▶ _文書本文_:
:::::
Japan Association for Medical Informatics

[3-B-3-OP21-3] 人口構造の変化を考慮したDemand-based approachによる医療需給の将来予測
―北海道の救急医療を対象として―

石川 智基1, 藤原 健祐2, 鈴木 哲平1, 辻 真太郎1, 小笠原 克彦1 (1.北海道大学大学院保健科学研究院, 2.北海道大学大学院保健科学院)

背景
北海道は、将来の人口減少だけでなく、都市部への人口集中と高齢化、さらに医師の不足と地域偏在が指摘されているため、人的資源管理の観点から需給を検討した医療計画の立案が重要である。しかし、北海道において人口構造の変化が将来の医療需給に与える影響についての研究はあまり行われていない。本研究は医療計画立案の支援を目的とし、人的資源管理の視点から、人口構造の変化が需給状態に与える影響の将来予測を行った。
:::::
▶ _課題一覧_:
1: 医療需給予測の抄録で、将来予測の対象はどの地域のどの医療か。
2: 医療需給予測の抄録から、「Japan Association for」で始まり「える影響の将来予測を行った。」まで続く部分を、一字も変えずに返すこと。
3: 医療需給予測の抄録を、最後の文の後から再び書き進めること。
:::::
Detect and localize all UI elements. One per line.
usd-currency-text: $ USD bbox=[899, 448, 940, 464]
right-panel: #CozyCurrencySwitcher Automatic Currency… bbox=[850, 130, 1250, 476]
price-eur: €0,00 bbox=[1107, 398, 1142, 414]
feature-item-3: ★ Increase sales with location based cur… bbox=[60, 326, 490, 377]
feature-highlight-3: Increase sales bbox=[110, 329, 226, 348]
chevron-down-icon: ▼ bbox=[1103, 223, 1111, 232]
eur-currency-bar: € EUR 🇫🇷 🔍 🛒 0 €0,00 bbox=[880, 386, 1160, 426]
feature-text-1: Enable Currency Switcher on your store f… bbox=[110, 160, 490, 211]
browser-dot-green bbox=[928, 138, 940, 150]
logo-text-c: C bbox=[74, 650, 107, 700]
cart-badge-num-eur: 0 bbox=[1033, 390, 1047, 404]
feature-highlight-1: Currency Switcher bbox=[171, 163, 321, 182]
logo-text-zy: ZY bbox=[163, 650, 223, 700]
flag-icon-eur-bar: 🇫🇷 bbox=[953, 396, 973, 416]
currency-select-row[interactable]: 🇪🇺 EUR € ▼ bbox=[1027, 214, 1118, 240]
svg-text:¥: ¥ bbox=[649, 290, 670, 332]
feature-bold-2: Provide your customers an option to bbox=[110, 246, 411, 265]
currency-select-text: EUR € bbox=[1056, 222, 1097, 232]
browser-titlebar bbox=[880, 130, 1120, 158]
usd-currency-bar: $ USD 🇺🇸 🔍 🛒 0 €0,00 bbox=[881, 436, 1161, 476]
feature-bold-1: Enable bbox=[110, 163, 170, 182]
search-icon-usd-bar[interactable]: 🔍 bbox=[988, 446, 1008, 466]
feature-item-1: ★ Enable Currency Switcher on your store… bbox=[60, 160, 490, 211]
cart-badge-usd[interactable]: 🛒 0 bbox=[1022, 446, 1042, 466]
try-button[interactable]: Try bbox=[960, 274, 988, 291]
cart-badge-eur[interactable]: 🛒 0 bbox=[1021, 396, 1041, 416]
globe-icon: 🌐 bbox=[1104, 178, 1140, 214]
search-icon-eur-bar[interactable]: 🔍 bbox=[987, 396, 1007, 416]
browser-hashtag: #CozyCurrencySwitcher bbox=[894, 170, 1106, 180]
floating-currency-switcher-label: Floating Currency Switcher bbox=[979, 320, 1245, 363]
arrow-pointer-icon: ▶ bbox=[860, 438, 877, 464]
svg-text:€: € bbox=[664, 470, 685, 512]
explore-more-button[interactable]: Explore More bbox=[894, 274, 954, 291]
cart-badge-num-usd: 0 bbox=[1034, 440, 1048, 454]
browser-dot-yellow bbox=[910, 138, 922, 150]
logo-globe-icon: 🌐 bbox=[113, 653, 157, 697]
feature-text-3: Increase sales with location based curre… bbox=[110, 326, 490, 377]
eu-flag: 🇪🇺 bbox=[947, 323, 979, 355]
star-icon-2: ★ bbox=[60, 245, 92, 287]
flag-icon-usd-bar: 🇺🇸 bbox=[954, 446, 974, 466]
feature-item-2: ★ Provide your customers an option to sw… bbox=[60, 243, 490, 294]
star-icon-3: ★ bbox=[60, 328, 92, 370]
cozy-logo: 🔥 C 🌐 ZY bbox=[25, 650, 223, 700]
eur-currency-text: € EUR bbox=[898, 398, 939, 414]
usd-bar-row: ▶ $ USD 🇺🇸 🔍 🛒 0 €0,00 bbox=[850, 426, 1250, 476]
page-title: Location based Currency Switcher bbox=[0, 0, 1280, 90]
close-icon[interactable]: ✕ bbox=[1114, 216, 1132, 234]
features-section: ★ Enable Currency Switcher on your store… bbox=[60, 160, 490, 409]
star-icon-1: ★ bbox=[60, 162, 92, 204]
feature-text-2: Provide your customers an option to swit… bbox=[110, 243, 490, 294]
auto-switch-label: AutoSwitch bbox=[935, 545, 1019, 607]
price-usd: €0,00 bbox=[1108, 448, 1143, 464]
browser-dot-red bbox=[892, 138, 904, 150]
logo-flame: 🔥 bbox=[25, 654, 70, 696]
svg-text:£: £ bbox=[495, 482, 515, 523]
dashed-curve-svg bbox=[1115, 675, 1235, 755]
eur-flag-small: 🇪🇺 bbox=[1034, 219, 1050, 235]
:::::
▶ _解答_:
1: 北海道の救急医療。

2:
Japan Association for Medical Informatics

[3-B-3-OP21-3] 人口構造の変化を考慮したDemand-based approachによる医療需給の将来予測
―北海道の救急医療を対象として―

石川 智基1, 藤原 健祐2, 鈴木 哲平1, 辻 真太郎1, 小笠原 克彦1 (1.北海道大学大学院保健科学研究院, 2.北海道大学大学院保健科学院)

背景
北海道は、将来の人口減少だけでなく、都市部への人口集中と高齢化、さらに医師の不足と地域偏在が指摘されているため、人的資源管理の観点から需給を検討した医療計画の立案が重要である。しかし、北海道において人口構造の変化が将来の医療需給に与える影響についての研究はあまり行われていない。本研究は医療計画立案の支援を目的とし、人的資源管理の視点から、人口構造の変化が需給状態に与える影響の将来予測を行った。

3:
方法
分析地域単位を北海道の二次医療圏とし、2015年、2025年、2035年を対象年度とした。救急医療体制の観点から、脳卒中・急性心筋梗塞を対象とし、各医療圏における専門医数を人的資源の指標とした。Demand-based approachでは受療率から患者数予測を行うため、国立社会保障・人工研究問題所による人口予測と疾患別受療率から将来患者数を二次医療圏別に算出した。さらに、患者集中度を評価するためHerfindahl-Hirschman Index(HHI:ハーフィンダール・ハーシュマン指数)を、不平等性評価の指標として医師数のジニ係数を算出し評価した。また、全疾患の医療需給との比較を行うために、北海道の全臨床医師数と全患者数においても同様の分析を行った。

結果・考察
HHIは2015年から10年おきに、脳卒中で0.176、0.206、0.236、心筋梗塞で0.180、0.210、0.238、全患者数で0.198、0.221、0.246と増加した。この結果から、将来的に一部地域への患者集中が進行していくと考えられる。一方、ジニ係数は、脳卒中で0.284、0.241、0.218、心筋梗塞で0.263、0.234、0.213、全患者で0.166、0.140、0.117と偏在は縮小傾向にあるが、脳卒中・急性心筋梗塞は医療全体と比較すると、偏在が大きい領域であることが明らかになった。